Transcribe the stretch of entries below from the line with "Enumerate this screenshot's" through the line with "Give me the", exactly and with both ends included; leave out all other lines.

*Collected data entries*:
-- begin --
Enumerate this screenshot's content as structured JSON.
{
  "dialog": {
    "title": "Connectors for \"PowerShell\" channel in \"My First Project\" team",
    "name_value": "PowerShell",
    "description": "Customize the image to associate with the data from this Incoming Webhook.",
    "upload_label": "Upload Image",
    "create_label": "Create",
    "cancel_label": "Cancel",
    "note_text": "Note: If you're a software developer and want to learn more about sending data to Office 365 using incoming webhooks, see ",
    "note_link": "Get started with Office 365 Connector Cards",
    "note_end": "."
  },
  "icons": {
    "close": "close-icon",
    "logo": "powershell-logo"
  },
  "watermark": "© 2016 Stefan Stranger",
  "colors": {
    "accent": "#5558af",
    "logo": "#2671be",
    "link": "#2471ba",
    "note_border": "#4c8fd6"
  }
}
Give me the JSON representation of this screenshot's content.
-- end --
-- begin --
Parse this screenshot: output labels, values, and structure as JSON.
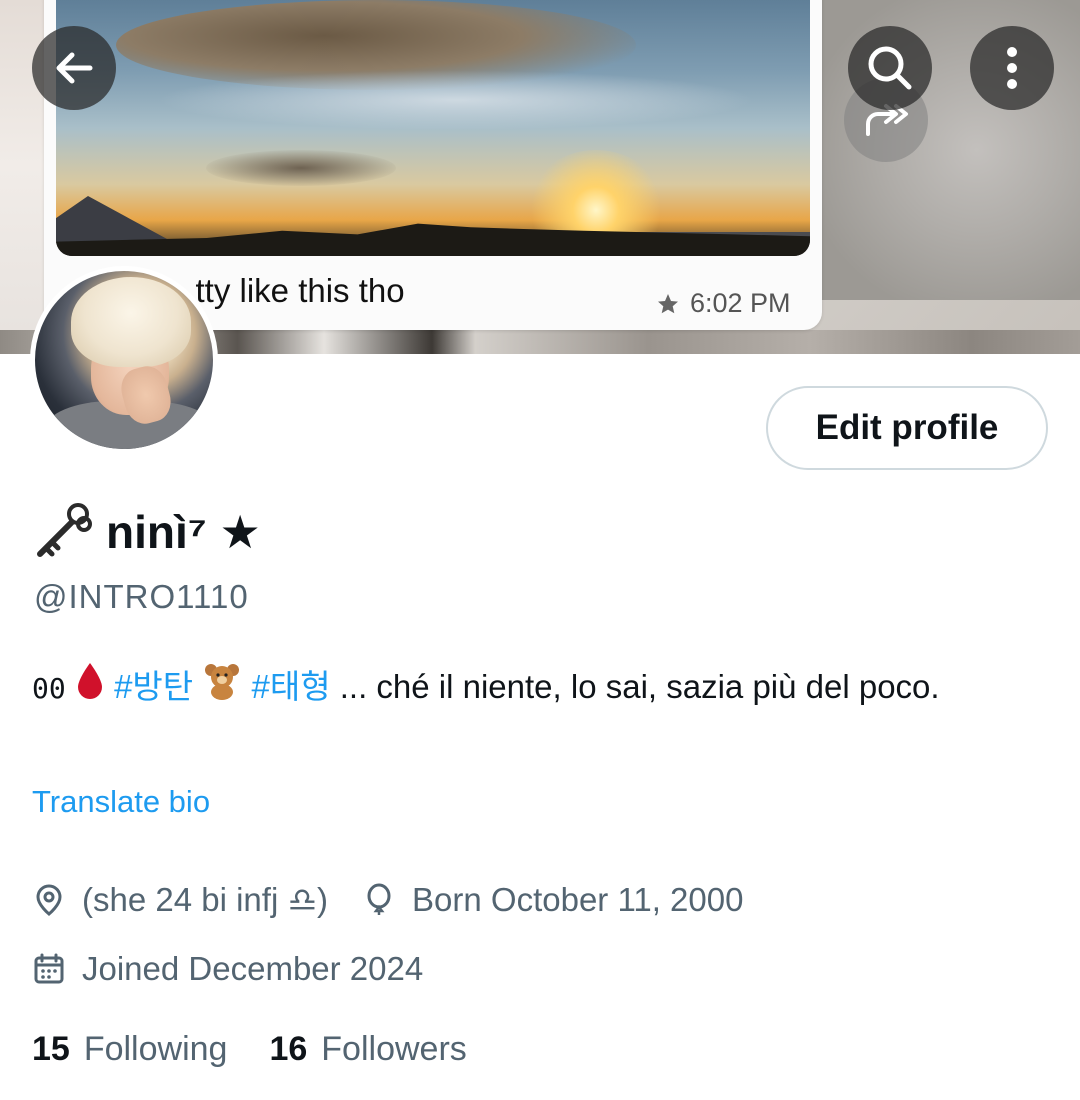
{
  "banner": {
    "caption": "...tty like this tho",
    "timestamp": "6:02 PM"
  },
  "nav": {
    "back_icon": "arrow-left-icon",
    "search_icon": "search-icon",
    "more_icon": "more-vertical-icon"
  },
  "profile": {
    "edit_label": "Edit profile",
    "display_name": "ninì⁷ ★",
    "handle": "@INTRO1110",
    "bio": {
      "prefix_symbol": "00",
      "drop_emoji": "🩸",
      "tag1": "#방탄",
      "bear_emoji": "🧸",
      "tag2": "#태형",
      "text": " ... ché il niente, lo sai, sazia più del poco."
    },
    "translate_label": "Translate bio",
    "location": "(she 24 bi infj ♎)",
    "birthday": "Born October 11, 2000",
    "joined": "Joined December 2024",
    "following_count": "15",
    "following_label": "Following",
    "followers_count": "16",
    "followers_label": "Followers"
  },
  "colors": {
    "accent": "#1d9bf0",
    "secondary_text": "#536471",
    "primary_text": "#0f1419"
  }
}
-- end --
-- begin --
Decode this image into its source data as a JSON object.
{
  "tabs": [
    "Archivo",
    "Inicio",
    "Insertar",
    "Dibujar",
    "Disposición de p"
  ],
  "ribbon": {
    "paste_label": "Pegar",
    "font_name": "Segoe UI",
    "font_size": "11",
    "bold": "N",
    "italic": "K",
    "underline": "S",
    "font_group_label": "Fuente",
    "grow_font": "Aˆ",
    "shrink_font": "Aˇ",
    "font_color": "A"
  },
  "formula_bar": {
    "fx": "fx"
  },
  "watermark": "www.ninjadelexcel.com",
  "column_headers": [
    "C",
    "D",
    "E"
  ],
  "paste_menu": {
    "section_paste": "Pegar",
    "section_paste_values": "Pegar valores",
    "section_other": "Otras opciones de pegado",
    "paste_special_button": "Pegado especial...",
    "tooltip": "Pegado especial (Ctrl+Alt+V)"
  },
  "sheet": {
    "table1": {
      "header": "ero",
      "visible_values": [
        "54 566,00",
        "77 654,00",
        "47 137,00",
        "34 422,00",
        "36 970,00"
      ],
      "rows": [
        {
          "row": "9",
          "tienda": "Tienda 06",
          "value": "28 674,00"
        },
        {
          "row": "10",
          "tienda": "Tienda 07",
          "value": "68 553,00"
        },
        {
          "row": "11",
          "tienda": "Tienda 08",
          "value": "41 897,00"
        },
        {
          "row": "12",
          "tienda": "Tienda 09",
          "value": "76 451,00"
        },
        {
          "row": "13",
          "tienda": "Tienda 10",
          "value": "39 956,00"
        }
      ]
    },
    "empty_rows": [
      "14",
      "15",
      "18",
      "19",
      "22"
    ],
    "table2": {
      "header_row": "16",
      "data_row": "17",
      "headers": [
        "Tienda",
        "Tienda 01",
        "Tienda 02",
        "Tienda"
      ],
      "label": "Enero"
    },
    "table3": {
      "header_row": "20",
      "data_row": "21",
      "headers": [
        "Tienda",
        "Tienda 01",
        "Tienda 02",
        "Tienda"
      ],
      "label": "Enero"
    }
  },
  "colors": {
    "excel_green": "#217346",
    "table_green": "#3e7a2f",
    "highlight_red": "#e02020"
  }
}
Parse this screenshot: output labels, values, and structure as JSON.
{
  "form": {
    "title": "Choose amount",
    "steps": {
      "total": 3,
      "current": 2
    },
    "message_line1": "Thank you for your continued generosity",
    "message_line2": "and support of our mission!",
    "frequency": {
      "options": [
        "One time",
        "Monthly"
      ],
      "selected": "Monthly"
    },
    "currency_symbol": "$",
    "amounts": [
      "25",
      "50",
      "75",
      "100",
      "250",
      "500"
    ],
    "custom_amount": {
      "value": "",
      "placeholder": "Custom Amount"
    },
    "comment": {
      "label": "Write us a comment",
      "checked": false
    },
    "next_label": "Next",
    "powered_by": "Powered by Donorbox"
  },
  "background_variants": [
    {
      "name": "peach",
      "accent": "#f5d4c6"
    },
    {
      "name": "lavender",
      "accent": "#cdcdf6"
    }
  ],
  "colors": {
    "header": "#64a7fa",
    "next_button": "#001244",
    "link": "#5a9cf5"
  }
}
-- end --
*FINISHED TASK*:
Enumerate this screenshot's content as structured JSON.
{
  "dialog": {
    "title": "Connectors for \"PowerShell\" channel in \"My First Project\" team",
    "name_value": "PowerShell",
    "description": "Customize the image to associate with the data from this Incoming Webhook.",
    "upload_label": "Upload Image",
    "create_label": "Create",
    "cancel_label": "Cancel",
    "note_text": "Note: If you're a software developer and want to learn more about sending data to Office 365 using incoming webhooks, see ",
    "note_link": "Get started with Office 365 Connector Cards",
    "note_end": "."
  },
  "icons": {
    "close": "close-icon",
    "logo": "powershell-logo"
  },
  "watermark": "© 2016 Stefan Stranger",
  "colors": {
    "accent": "#5558af",
    "logo": "#2671be",
    "link": "#2471ba",
    "note_border": "#4c8fd6"
  }
}
Give me the JSON representation of this screenshot's content.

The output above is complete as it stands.